MATERIAL SUPPLIED:
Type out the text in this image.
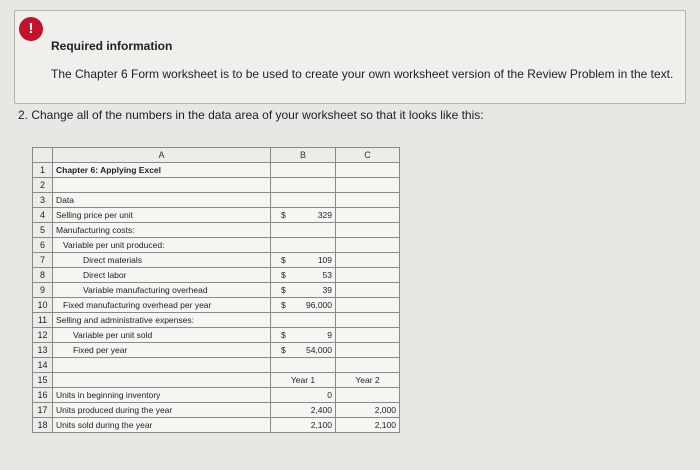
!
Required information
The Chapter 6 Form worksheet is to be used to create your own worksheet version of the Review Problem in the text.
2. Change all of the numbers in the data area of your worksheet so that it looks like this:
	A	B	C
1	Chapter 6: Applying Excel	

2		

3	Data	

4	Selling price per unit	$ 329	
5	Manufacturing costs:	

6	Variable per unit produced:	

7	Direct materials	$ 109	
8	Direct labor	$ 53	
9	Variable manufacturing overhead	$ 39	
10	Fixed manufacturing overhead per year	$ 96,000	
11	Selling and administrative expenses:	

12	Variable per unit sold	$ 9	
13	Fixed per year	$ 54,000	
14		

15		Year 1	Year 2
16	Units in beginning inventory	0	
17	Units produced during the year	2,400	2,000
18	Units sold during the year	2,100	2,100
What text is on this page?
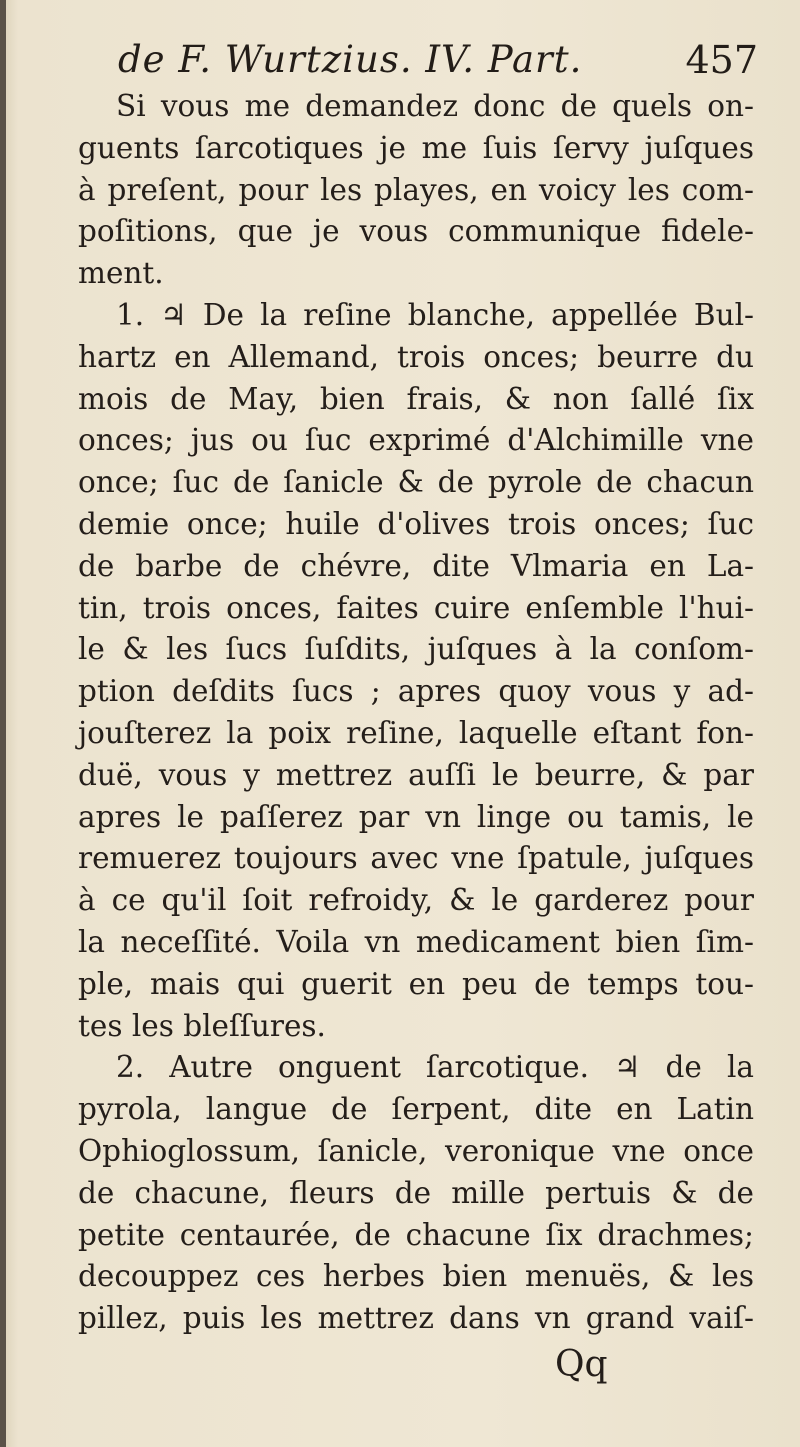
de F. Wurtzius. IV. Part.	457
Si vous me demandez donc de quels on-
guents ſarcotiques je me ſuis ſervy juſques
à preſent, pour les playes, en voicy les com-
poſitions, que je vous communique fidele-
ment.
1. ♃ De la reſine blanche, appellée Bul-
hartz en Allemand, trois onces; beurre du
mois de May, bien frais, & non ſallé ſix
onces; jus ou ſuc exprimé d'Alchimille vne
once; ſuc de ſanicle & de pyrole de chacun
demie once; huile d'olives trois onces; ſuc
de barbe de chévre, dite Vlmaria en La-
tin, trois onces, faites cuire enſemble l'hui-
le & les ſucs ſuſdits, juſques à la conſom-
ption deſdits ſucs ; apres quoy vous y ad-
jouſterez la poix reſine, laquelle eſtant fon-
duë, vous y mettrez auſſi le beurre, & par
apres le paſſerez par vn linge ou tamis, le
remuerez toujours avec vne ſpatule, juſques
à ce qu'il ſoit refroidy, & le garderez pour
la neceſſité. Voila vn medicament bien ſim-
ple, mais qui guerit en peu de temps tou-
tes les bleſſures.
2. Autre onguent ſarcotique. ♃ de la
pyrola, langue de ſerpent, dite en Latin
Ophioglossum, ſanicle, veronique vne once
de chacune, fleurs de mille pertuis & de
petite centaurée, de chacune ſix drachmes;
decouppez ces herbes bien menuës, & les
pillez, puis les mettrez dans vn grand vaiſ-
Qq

EXERCISE BRIEF:
Repeat all of the records verbatim, leaving out the pictures.

OUTPUT FOR THIS TASK:
Type out the text in this image.
!
Required information
The Chapter 6 Form worksheet is to be used to create your own worksheet version of the Review Problem in the text.
2. Change all of the numbers in the data area of your worksheet so that it looks like this:
	A	B	C
1	Chapter 6: Applying Excel	

2		

3	Data	

4	Selling price per unit	$ 329	
5	Manufacturing costs:	

6	Variable per unit produced:	

7	Direct materials	$ 109	
8	Direct labor	$ 53	
9	Variable manufacturing overhead	$ 39	
10	Fixed manufacturing overhead per year	$ 96,000	
11	Selling and administrative expenses:	

12	Variable per unit sold	$ 9	
13	Fixed per year	$ 54,000	
14		

15		Year 1	Year 2
16	Units in beginning inventory	0	
17	Units produced during the year	2,400	2,000
18	Units sold during the year	2,100	2,100
What text is on this page?
de F. Wurtzius. IV. Part.	457
Si vous me demandez donc de quels on-
guents ſarcotiques je me ſuis ſervy juſques
à preſent, pour les playes, en voicy les com-
poſitions, que je vous communique fidele-
ment.
1. ♃ De la reſine blanche, appellée Bul-
hartz en Allemand, trois onces; beurre du
mois de May, bien frais, & non ſallé ſix
onces; jus ou ſuc exprimé d'Alchimille vne
once; ſuc de ſanicle & de pyrole de chacun
demie once; huile d'olives trois onces; ſuc
de barbe de chévre, dite Vlmaria en La-
tin, trois onces, faites cuire enſemble l'hui-
le & les ſucs ſuſdits, juſques à la conſom-
ption deſdits ſucs ; apres quoy vous y ad-
jouſterez la poix reſine, laquelle eſtant fon-
duë, vous y mettrez auſſi le beurre, & par
apres le paſſerez par vn linge ou tamis, le
remuerez toujours avec vne ſpatule, juſques
à ce qu'il ſoit refroidy, & le garderez pour
la neceſſité. Voila vn medicament bien ſim-
ple, mais qui guerit en peu de temps tou-
tes les bleſſures.
2. Autre onguent ſarcotique. ♃ de la
pyrola, langue de ſerpent, dite en Latin
Ophioglossum, ſanicle, veronique vne once
de chacune, fleurs de mille pertuis & de
petite centaurée, de chacune ſix drachmes;
decouppez ces herbes bien menuës, & les
pillez, puis les mettrez dans vn grand vaiſ-
Qq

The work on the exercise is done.